From the entries below, count every line that contains the word "Whole". Please give the number and nothing else.

········

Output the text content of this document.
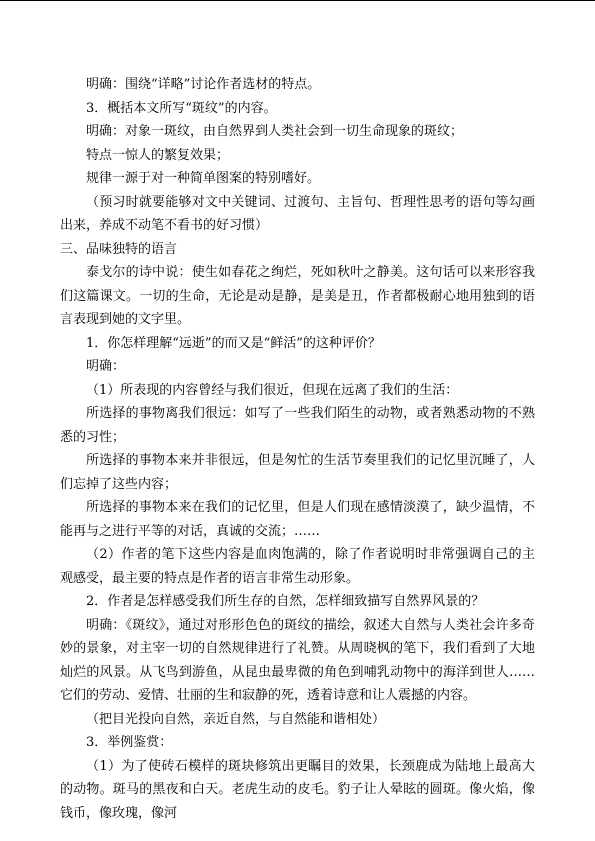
明确：围绕“详略”讨论作者选材的特点。

3．概括本文所写“斑纹”的内容。

明确：对象一斑纹，由自然界到人类社会到一切生命现象的斑纹；

特点一惊人的繁复效果；

规律一源于对一种简单图案的特别嗜好。

（预习时就要能够对文中关键词、过渡句、主旨句、哲理性思考的语句等勾画出来，养成不动笔不看书的好习惯）

三、品味独特的语言

泰戈尔的诗中说：使生如春花之绚烂，死如秋叶之静美。这句话可以来形容我们这篇课文。一切的生命，无论是动是静，是美是丑，作者都极耐心地用独到的语言表现到她的文字里。

1．你怎样理解“远逝”的而又是“鲜活”的这种评价？

明确：

（1）所表现的内容曾经与我们很近，但现在远离了我们的生活：

所选择的事物离我们很远：如写了一些我们陌生的动物，或者熟悉动物的不熟悉的习性；

所选择的事物本来并非很远，但是匆忙的生活节奏里我们的记忆里沉睡了，人们忘掉了这些内容；

所选择的事物本来在我们的记忆里，但是人们现在感情淡漠了，缺少温情，不能再与之进行平等的对话，真诚的交流；……

（2）作者的笔下这些内容是血肉饱满的，除了作者说明时非常强调自己的主观感受，最主要的特点是作者的语言非常生动形象。

2．作者是怎样感受我们所生存的自然，怎样细致描写自然界风景的？

明确：《斑纹》，通过对形形色色的斑纹的描绘，叙述大自然与人类社会许多奇妙的景象，对主宰一切的自然规律进行了礼赞。从周晓枫的笔下，我们看到了大地灿烂的风景。从飞鸟到游鱼，从昆虫最卑微的角色到哺乳动物中的海洋到世人……它们的劳动、爱情、壮丽的生和寂静的死，透着诗意和让人震撼的内容。

（把目光投向自然，亲近自然，与自然能和谐相处）

3．举例鉴赏：

（1）为了使砖石模样的斑块修筑出更瞩目的效果，长颈鹿成为陆地上最高大的动物。斑马的黑夜和白天。老虎生动的皮毛。豹子让人晕眩的圆斑。像火焰，像钱币，像玫瑰，像河
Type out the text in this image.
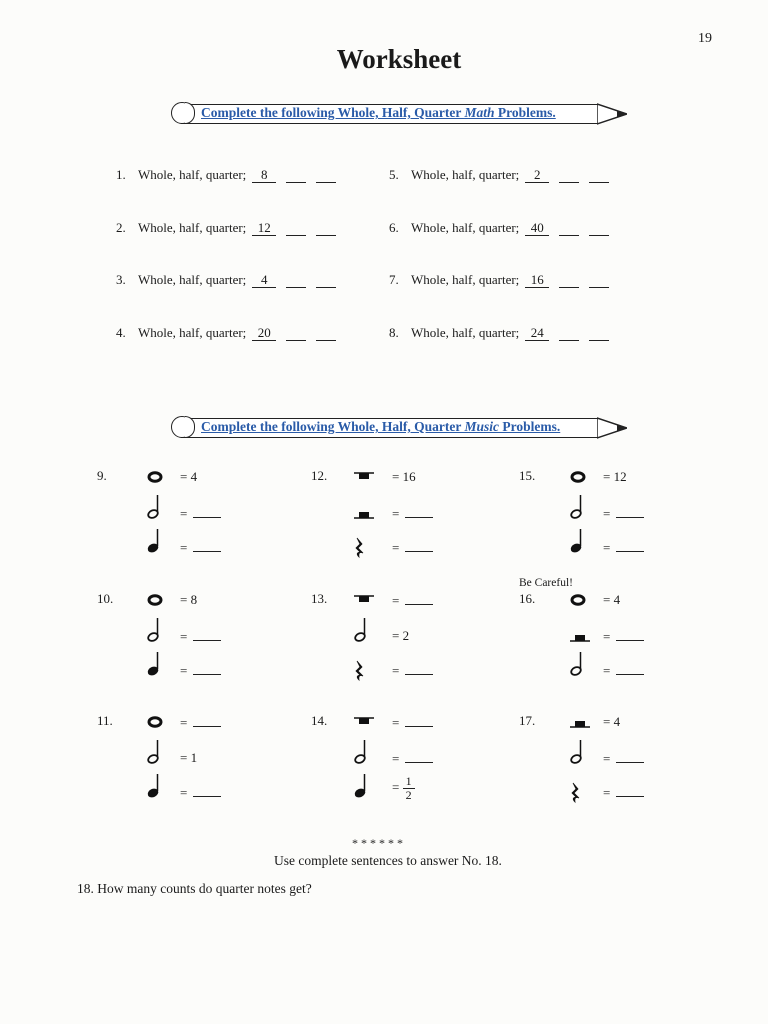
19
Worksheet
Complete the following Whole, Half, Quarter Math Problems.
1. Whole, half, quarter; 8
2. Whole, half, quarter; 12
3. Whole, half, quarter; 4
4. Whole, half, quarter; 20
5. Whole, half, quarter; 2
6. Whole, half, quarter; 40
7. Whole, half, quarter; 16
8. Whole, half, quarter; 24
Complete the following Whole, Half, Quarter Music Problems.
9.	= 4
=
=
10.	= 8
=
=
11.	=
= 1
=
12.	= 16
=
=
13.	=
= 2
=
14.	=
=
= $\frac{1}{2}$
15.	= 12
=
=
16.
Be Careful!
= 4
=
=
17.	= 4
=
=
******
Use complete sentences to answer No. 18.
18. How many counts do quarter notes get?
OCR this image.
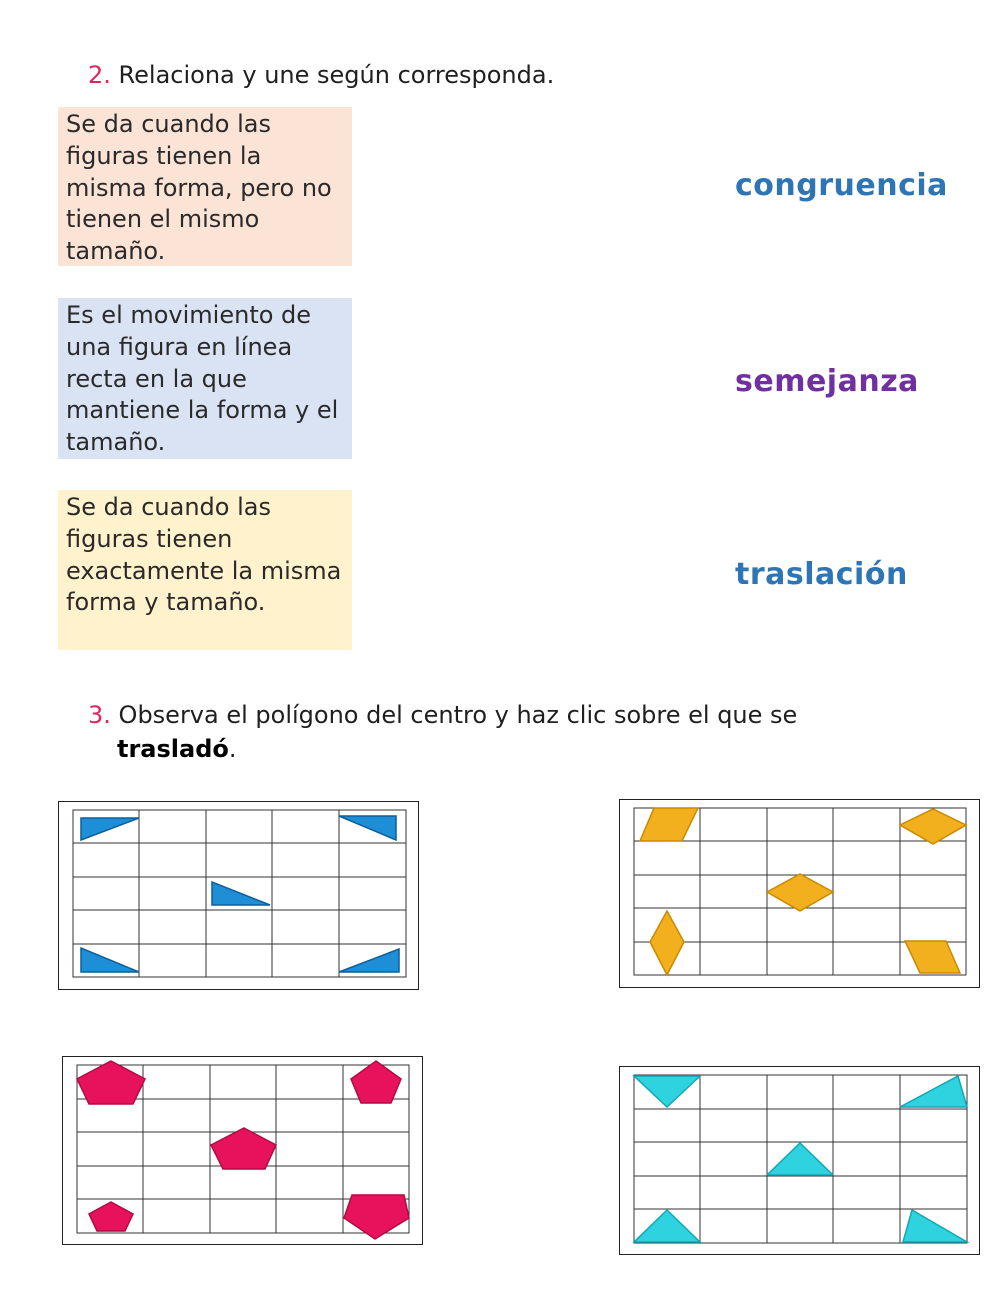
2. Relaciona y une según corresponda.
Se da cuando las figuras tienen la misma forma, pero no tienen el mismo tamaño.
Es el movimiento de una figura en línea recta en la que mantiene la forma y el tamaño.
Se da cuando las figuras tienen exactamente la misma forma y tamaño.
congruencia
semejanza
traslación
3. Observa el polígono del centro y haz clic sobre el que se
trasladó.
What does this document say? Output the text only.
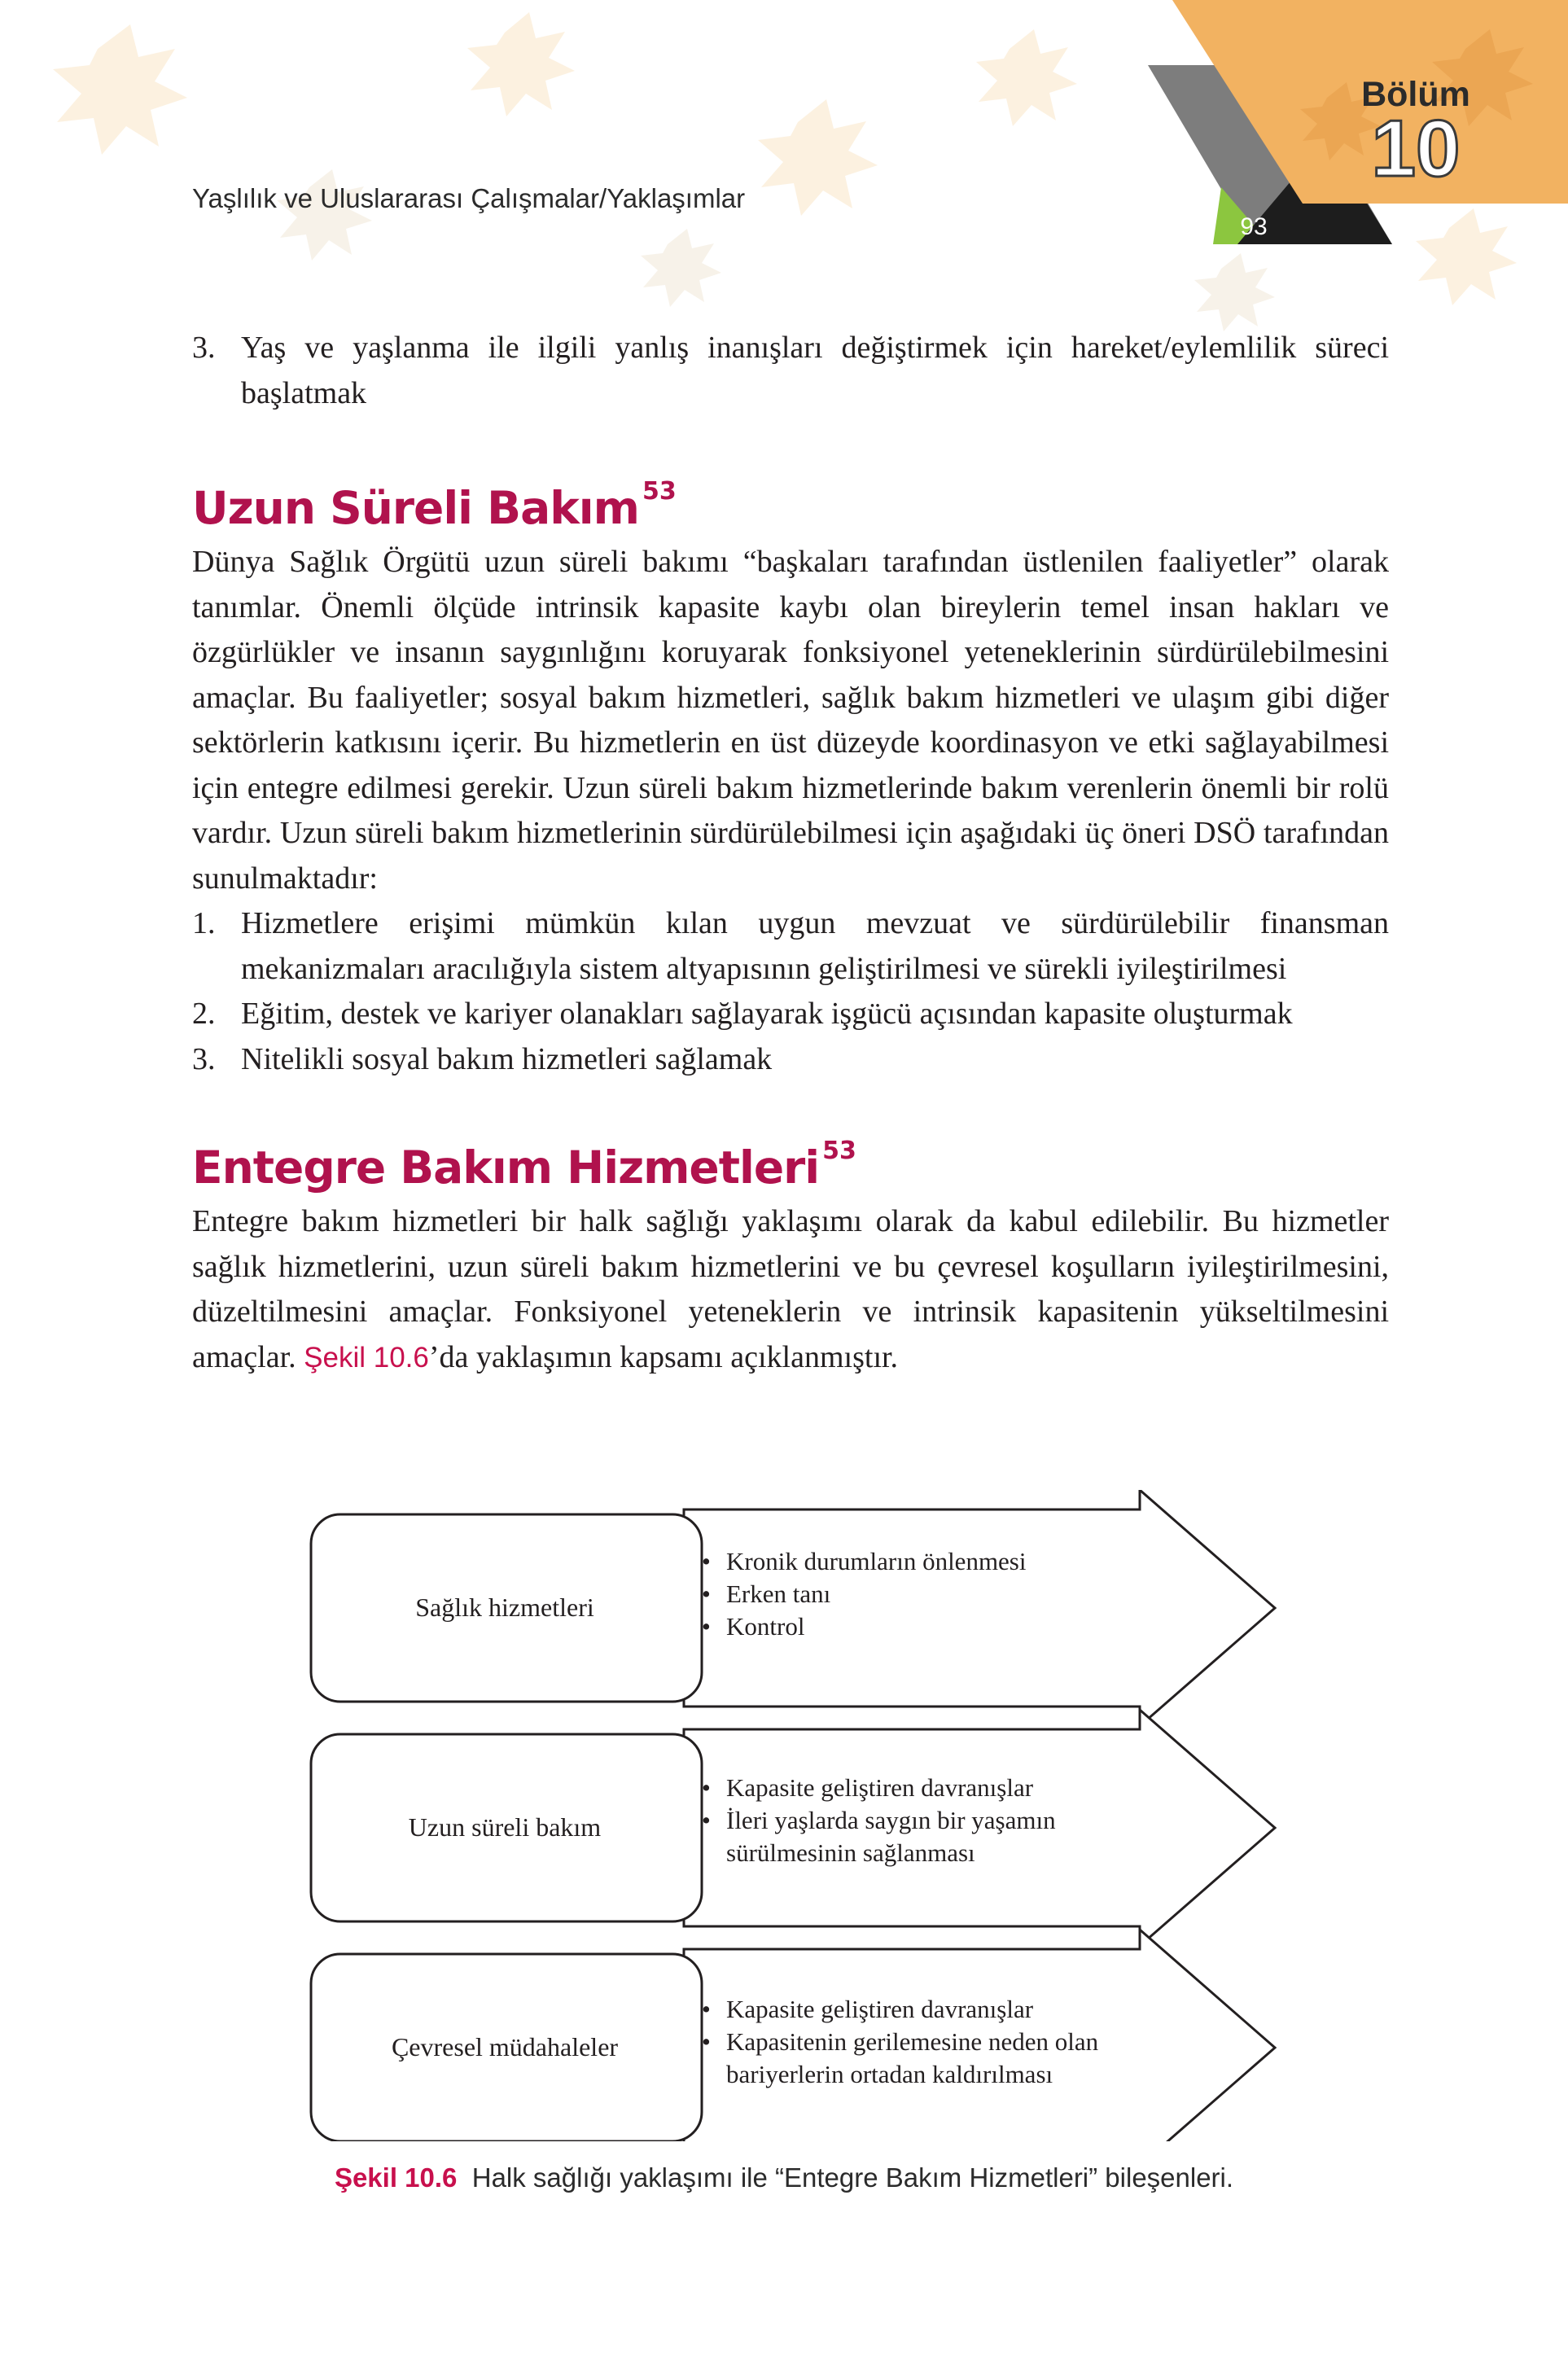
Bölüm
10
93
Yaşlılık ve Uluslararası Çalışmalar/Yaklaşımlar
3. Yaş ve yaşlanma ile ilgili yanlış inanışları değiştirmek için hareket/eylemlilik süreci başlatmak
Uzun Süreli Bakım $^{53}$

Dünya Sağlık Örgütü uzun süreli bakımı “başkaları tarafından üstlenilen faaliyetler” olarak tanımlar. Önemli ölçüde intrinsik kapasite kaybı olan bireylerin temel insan hakları ve özgürlükler ve insanın saygınlığını koruyarak fonksiyonel yeteneklerinin sürdürülebilmesini amaçlar. Bu faaliyetler; sosyal bakım hizmetleri, sağlık bakım hizmetleri ve ulaşım gibi diğer sektörlerin katkısını içerir. Bu hizmetlerin en üst düzeyde koordinasyon ve etki sağlayabilmesi için entegre edilmesi gerekir. Uzun süreli bakım hizmetlerinde bakım verenlerin önemli bir rolü vardır. Uzun süreli bakım hizmetlerinin sürdürülebilmesi için aşağıdaki üç öneri DSÖ tarafından sunulmaktadır:

1. Hizmetlere erişimi mümkün kılan uygun mevzuat ve sürdürülebilir finansman mekanizmaları aracılığıyla sistem altyapısının geliştirilmesi ve sürekli iyileştirilmesi
2. Eğitim, destek ve kariyer olanakları sağlayarak işgücü açısından kapasite oluşturmak
3. Nitelikli sosyal bakım hizmetleri sağlamak
Entegre Bakım Hizmetleri $^{53}$

Entegre bakım hizmetleri bir halk sağlığı yaklaşımı olarak da kabul edilebilir. Bu hizmetler sağlık hizmetlerini, uzun süreli bakım hizmetlerini ve bu çevresel koşulların iyileştirilmesini, düzeltilmesini amaçlar. Fonksiyonel yeteneklerin ve intrinsik kapasitenin yükseltilmesini amaçlar. Şekil 10.6’da yaklaşımın kapsamı açıklanmıştır.

Sağlık hizmetleri
• Kronik durumların önlenmesi
• Erken tanı
• Kontrol
Uzun süreli bakım
• Kapasite geliştiren davranışlar
• İleri yaşlarda saygın bir yaşamın sürülmesinin sağlanması
Çevresel müdahaleler
• Kapasite geliştiren davranışlar
• Kapasitenin gerilemesine neden olan bariyerlerin ortadan kaldırılması
Şekil 10.6 Halk sağlığı yaklaşımı ile “Entegre Bakım Hizmetleri” bileşenleri.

········

__Response to the exercise__. 10